── INPUT ──
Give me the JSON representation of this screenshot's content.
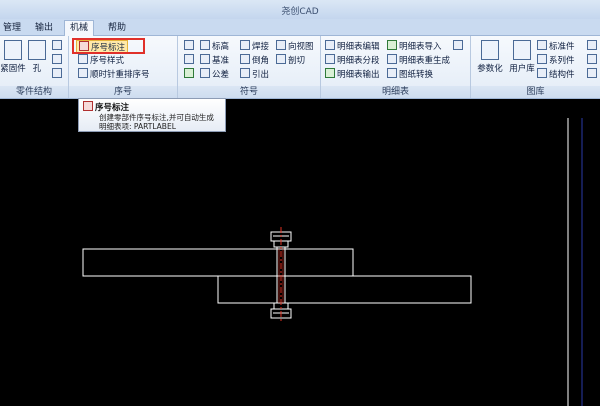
{
  "window": {
    "title": "尧创CAD"
  },
  "tabs": [
    {
      "label": "管理"
    },
    {
      "label": "输出"
    },
    {
      "label": "机械"
    },
    {
      "label": "帮助"
    }
  ],
  "groups": {
    "part_structure": {
      "label": "零件结构",
      "items": [
        "紧固件",
        "孔"
      ]
    },
    "sequence": {
      "label": "序号",
      "items": [
        "序号标注",
        "序号样式",
        "顺时针重排序号"
      ]
    },
    "symbol": {
      "label": "符号",
      "items": [
        "标高",
        "焊接",
        "向视图",
        "基准",
        "倒角",
        "剖切",
        "公差",
        "引出"
      ]
    },
    "bom": {
      "label": "明细表",
      "items": [
        "明细表编辑",
        "明细表导入",
        "明细表分段",
        "明细表重生成",
        "明细表输出",
        "图纸转换"
      ]
    },
    "library": {
      "label": "图库",
      "items": [
        "参数化",
        "用户库",
        "标准件",
        "系列件",
        "结构件"
      ]
    }
  },
  "tooltip": {
    "title": "序号标注",
    "line1": "创建零部件序号标注,并可自动生成",
    "line2": "明细表项: PARTLABEL"
  },
  "colors": {
    "accent": "#e0302a",
    "canvas": "#000000"
  }
}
───
[WHAT YOU SHOULD DO]
Reproduce the full listing faithfully, but do not carry over any pictures.

[TASK OUTPUT]
Give me the JSON representation of this screenshot's content.
{
  "window": {
    "title": "尧创CAD"
  },
  "tabs": [
    {
      "label": "管理"
    },
    {
      "label": "输出"
    },
    {
      "label": "机械"
    },
    {
      "label": "帮助"
    }
  ],
  "groups": {
    "part_structure": {
      "label": "零件结构",
      "items": [
        "紧固件",
        "孔"
      ]
    },
    "sequence": {
      "label": "序号",
      "items": [
        "序号标注",
        "序号样式",
        "顺时针重排序号"
      ]
    },
    "symbol": {
      "label": "符号",
      "items": [
        "标高",
        "焊接",
        "向视图",
        "基准",
        "倒角",
        "剖切",
        "公差",
        "引出"
      ]
    },
    "bom": {
      "label": "明细表",
      "items": [
        "明细表编辑",
        "明细表导入",
        "明细表分段",
        "明细表重生成",
        "明细表输出",
        "图纸转换"
      ]
    },
    "library": {
      "label": "图库",
      "items": [
        "参数化",
        "用户库",
        "标准件",
        "系列件",
        "结构件"
      ]
    }
  },
  "tooltip": {
    "title": "序号标注",
    "line1": "创建零部件序号标注,并可自动生成",
    "line2": "明细表项: PARTLABEL"
  },
  "colors": {
    "accent": "#e0302a",
    "canvas": "#000000"
  }
}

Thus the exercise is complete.